| What to work on |
Each entry must be reproduced precisely as it stands.

| Exercise material |
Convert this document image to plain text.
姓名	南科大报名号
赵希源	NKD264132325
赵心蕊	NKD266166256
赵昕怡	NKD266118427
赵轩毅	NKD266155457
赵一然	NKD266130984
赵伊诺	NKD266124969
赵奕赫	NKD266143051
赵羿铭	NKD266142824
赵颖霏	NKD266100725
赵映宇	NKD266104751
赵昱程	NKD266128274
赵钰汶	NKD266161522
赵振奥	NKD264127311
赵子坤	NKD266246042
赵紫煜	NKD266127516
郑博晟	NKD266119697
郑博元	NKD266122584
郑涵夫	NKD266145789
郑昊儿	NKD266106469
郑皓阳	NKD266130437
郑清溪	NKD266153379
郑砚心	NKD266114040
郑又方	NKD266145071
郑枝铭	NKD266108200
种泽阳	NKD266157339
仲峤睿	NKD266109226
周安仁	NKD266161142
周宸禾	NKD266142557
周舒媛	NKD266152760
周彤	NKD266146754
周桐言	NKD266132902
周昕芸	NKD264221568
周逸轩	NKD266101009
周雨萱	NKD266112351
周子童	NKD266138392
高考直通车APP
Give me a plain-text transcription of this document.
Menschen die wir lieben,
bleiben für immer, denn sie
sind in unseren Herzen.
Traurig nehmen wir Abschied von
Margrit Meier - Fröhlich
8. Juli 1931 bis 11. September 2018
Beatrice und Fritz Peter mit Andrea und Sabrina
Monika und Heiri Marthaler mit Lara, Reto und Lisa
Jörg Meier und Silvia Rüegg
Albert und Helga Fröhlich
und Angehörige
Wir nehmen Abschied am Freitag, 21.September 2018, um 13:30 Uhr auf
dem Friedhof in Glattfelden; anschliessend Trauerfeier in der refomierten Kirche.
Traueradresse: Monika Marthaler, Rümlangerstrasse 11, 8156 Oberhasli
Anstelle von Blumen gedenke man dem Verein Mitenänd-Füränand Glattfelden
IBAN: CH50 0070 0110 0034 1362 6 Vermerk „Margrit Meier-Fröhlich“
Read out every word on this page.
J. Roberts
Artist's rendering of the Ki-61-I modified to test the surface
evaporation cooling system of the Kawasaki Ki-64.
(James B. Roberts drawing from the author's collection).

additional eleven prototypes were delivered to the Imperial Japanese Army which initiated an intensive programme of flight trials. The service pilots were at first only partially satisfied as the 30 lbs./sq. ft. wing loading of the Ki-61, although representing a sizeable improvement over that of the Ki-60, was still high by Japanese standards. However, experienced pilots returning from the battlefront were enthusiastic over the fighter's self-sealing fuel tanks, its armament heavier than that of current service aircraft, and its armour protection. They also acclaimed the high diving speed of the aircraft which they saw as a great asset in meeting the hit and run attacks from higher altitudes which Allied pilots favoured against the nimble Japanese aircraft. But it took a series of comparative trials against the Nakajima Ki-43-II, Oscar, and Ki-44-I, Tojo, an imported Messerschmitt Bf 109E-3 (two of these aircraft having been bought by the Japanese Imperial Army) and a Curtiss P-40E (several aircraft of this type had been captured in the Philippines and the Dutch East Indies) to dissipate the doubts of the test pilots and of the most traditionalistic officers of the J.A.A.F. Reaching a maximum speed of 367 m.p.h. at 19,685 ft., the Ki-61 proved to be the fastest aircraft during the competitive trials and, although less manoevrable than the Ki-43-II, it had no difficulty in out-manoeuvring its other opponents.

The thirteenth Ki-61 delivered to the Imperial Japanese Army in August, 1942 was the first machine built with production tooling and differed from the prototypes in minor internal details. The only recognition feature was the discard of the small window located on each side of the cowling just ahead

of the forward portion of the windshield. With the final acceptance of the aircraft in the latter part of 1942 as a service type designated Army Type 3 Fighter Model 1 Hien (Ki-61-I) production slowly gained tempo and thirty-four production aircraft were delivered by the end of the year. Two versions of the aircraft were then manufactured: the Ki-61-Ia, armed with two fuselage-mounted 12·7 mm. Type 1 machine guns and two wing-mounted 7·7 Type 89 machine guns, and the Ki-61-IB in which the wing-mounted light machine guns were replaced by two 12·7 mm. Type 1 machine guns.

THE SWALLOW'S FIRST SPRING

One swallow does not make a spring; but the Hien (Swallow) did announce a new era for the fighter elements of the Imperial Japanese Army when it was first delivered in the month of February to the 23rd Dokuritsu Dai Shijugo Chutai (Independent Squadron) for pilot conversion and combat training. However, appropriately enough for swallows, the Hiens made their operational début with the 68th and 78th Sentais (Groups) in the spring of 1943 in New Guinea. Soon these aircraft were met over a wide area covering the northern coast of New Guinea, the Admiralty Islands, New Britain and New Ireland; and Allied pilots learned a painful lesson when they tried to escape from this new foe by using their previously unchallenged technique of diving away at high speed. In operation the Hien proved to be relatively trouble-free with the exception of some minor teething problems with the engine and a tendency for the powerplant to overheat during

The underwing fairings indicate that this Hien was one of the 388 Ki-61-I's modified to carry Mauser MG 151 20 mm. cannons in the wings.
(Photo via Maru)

| Task output |
Convert this document image to plain text.
姓名	南科大报名号
赵希源	NKD264132325
赵心蕊	NKD266166256
赵昕怡	NKD266118427
赵轩毅	NKD266155457
赵一然	NKD266130984
赵伊诺	NKD266124969
赵奕赫	NKD266143051
赵羿铭	NKD266142824
赵颖霏	NKD266100725
赵映宇	NKD266104751
赵昱程	NKD266128274
赵钰汶	NKD266161522
赵振奥	NKD264127311
赵子坤	NKD266246042
赵紫煜	NKD266127516
郑博晟	NKD266119697
郑博元	NKD266122584
郑涵夫	NKD266145789
郑昊儿	NKD266106469
郑皓阳	NKD266130437
郑清溪	NKD266153379
郑砚心	NKD266114040
郑又方	NKD266145071
郑枝铭	NKD266108200
种泽阳	NKD266157339
仲峤睿	NKD266109226
周安仁	NKD266161142
周宸禾	NKD266142557
周舒媛	NKD266152760
周彤	NKD266146754
周桐言	NKD266132902
周昕芸	NKD264221568
周逸轩	NKD266101009
周雨萱	NKD266112351
周子童	NKD266138392
高考直通车APP
Give me a plain-text transcription of this document.
Menschen die wir lieben,
bleiben für immer, denn sie
sind in unseren Herzen.
Traurig nehmen wir Abschied von
Margrit Meier - Fröhlich
8. Juli 1931 bis 11. September 2018
Beatrice und Fritz Peter mit Andrea und Sabrina
Monika und Heiri Marthaler mit Lara, Reto und Lisa
Jörg Meier und Silvia Rüegg
Albert und Helga Fröhlich
und Angehörige
Wir nehmen Abschied am Freitag, 21.September 2018, um 13:30 Uhr auf
dem Friedhof in Glattfelden; anschliessend Trauerfeier in der refomierten Kirche.
Traueradresse: Monika Marthaler, Rümlangerstrasse 11, 8156 Oberhasli
Anstelle von Blumen gedenke man dem Verein Mitenänd-Füränand Glattfelden
IBAN: CH50 0070 0110 0034 1362 6 Vermerk „Margrit Meier-Fröhlich“
Read out every word on this page.
J. Roberts
Artist's rendering of the Ki-61-I modified to test the surface
evaporation cooling system of the Kawasaki Ki-64.
(James B. Roberts drawing from the author's collection).

additional eleven prototypes were delivered to the Imperial Japanese Army which initiated an intensive programme of flight trials. The service pilots were at first only partially satisfied as the 30 lbs./sq. ft. wing loading of the Ki-61, although representing a sizeable improvement over that of the Ki-60, was still high by Japanese standards. However, experienced pilots returning from the battlefront were enthusiastic over the fighter's self-sealing fuel tanks, its armament heavier than that of current service aircraft, and its armour protection. They also acclaimed the high diving speed of the aircraft which they saw as a great asset in meeting the hit and run attacks from higher altitudes which Allied pilots favoured against the nimble Japanese aircraft. But it took a series of comparative trials against the Nakajima Ki-43-II, Oscar, and Ki-44-I, Tojo, an imported Messerschmitt Bf 109E-3 (two of these aircraft having been bought by the Japanese Imperial Army) and a Curtiss P-40E (several aircraft of this type had been captured in the Philippines and the Dutch East Indies) to dissipate the doubts of the test pilots and of the most traditionalistic officers of the J.A.A.F. Reaching a maximum speed of 367 m.p.h. at 19,685 ft., the Ki-61 proved to be the fastest aircraft during the competitive trials and, although less manoevrable than the Ki-43-II, it had no difficulty in out-manoeuvring its other opponents.

The thirteenth Ki-61 delivered to the Imperial Japanese Army in August, 1942 was the first machine built with production tooling and differed from the prototypes in minor internal details. The only recognition feature was the discard of the small window located on each side of the cowling just ahead

of the forward portion of the windshield. With the final acceptance of the aircraft in the latter part of 1942 as a service type designated Army Type 3 Fighter Model 1 Hien (Ki-61-I) production slowly gained tempo and thirty-four production aircraft were delivered by the end of the year. Two versions of the aircraft were then manufactured: the Ki-61-Ia, armed with two fuselage-mounted 12·7 mm. Type 1 machine guns and two wing-mounted 7·7 Type 89 machine guns, and the Ki-61-IB in which the wing-mounted light machine guns were replaced by two 12·7 mm. Type 1 machine guns.

THE SWALLOW'S FIRST SPRING

One swallow does not make a spring; but the Hien (Swallow) did announce a new era for the fighter elements of the Imperial Japanese Army when it was first delivered in the month of February to the 23rd Dokuritsu Dai Shijugo Chutai (Independent Squadron) for pilot conversion and combat training. However, appropriately enough for swallows, the Hiens made their operational début with the 68th and 78th Sentais (Groups) in the spring of 1943 in New Guinea. Soon these aircraft were met over a wide area covering the northern coast of New Guinea, the Admiralty Islands, New Britain and New Ireland; and Allied pilots learned a painful lesson when they tried to escape from this new foe by using their previously unchallenged technique of diving away at high speed. In operation the Hien proved to be relatively trouble-free with the exception of some minor teething problems with the engine and a tendency for the powerplant to overheat during

The underwing fairings indicate that this Hien was one of the 388 Ki-61-I's modified to carry Mauser MG 151 20 mm. cannons in the wings.
(Photo via Maru)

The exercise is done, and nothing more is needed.